[CHALLENGE]:
Look through the data below and return each line where "name" appears.

[INFORMATION PROVIDED]:

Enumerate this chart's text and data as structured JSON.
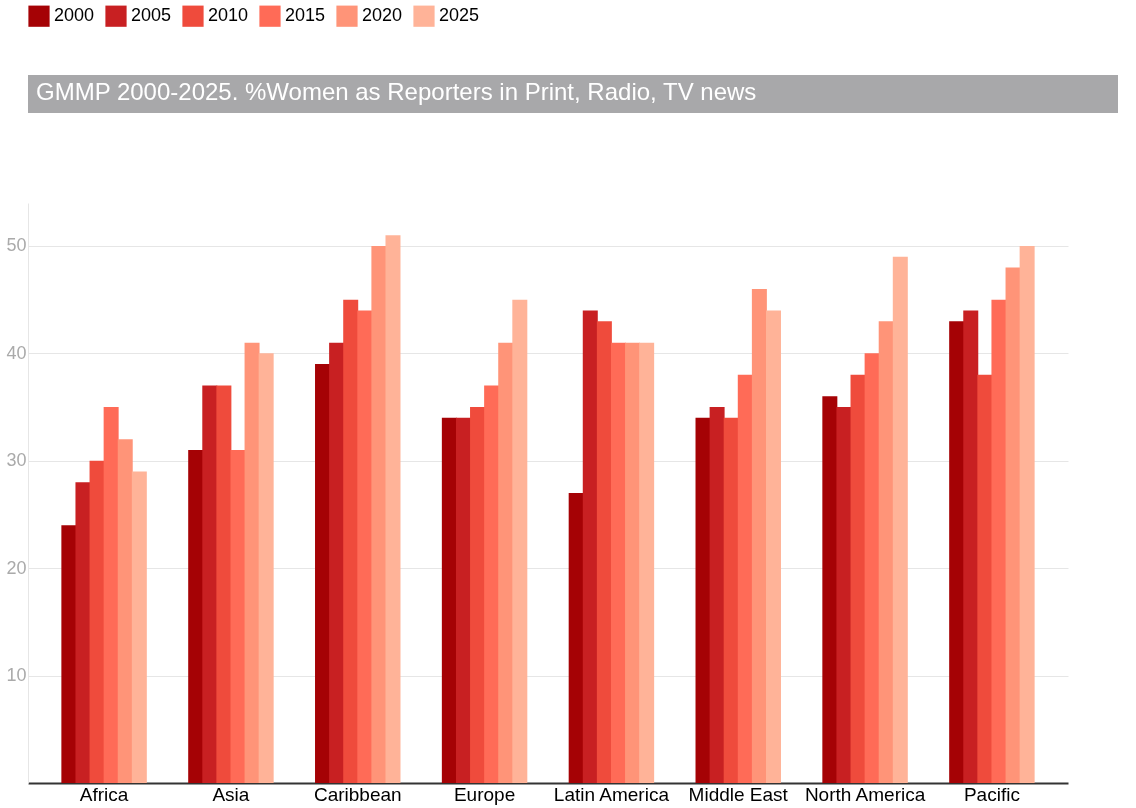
{
  "chart_data": {
    "type": "bar",
    "title": "GMMP 2000-2025. %Women as Reporters in Print, Radio, TV news",
    "categories": [
      "Africa",
      "Asia",
      "Caribbean",
      "Europe",
      "Latin America",
      "Middle East",
      "North America",
      "Pacific"
    ],
    "series": [
      {
        "name": "2000",
        "color": "#a50205",
        "values": [
          24,
          31,
          39,
          34,
          27,
          34,
          36,
          43
        ]
      },
      {
        "name": "2005",
        "color": "#c82022",
        "values": [
          28,
          37,
          41,
          34,
          44,
          35,
          35,
          44
        ]
      },
      {
        "name": "2010",
        "color": "#ef4b3c",
        "values": [
          30,
          37,
          45,
          35,
          43,
          34,
          38,
          38
        ]
      },
      {
        "name": "2015",
        "color": "#ff6b57",
        "values": [
          35,
          31,
          44,
          37,
          41,
          38,
          40,
          45
        ]
      },
      {
        "name": "2020",
        "color": "#ff9478",
        "values": [
          32,
          41,
          50,
          41,
          41,
          46,
          43,
          48
        ]
      },
      {
        "name": "2025",
        "color": "#ffb398",
        "values": [
          29,
          40,
          51,
          45,
          41,
          44,
          49,
          50
        ]
      }
    ],
    "ylim": [
      0,
      54
    ],
    "yticks": [
      10,
      20,
      30,
      40,
      50
    ],
    "grid": "y",
    "legend": "top left"
  }
}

[ANSWER]:
        "name": "2000",
        "name": "2005",
        "name": "2010",
        "name": "2015",
        "name": "2020",
        "name": "2025",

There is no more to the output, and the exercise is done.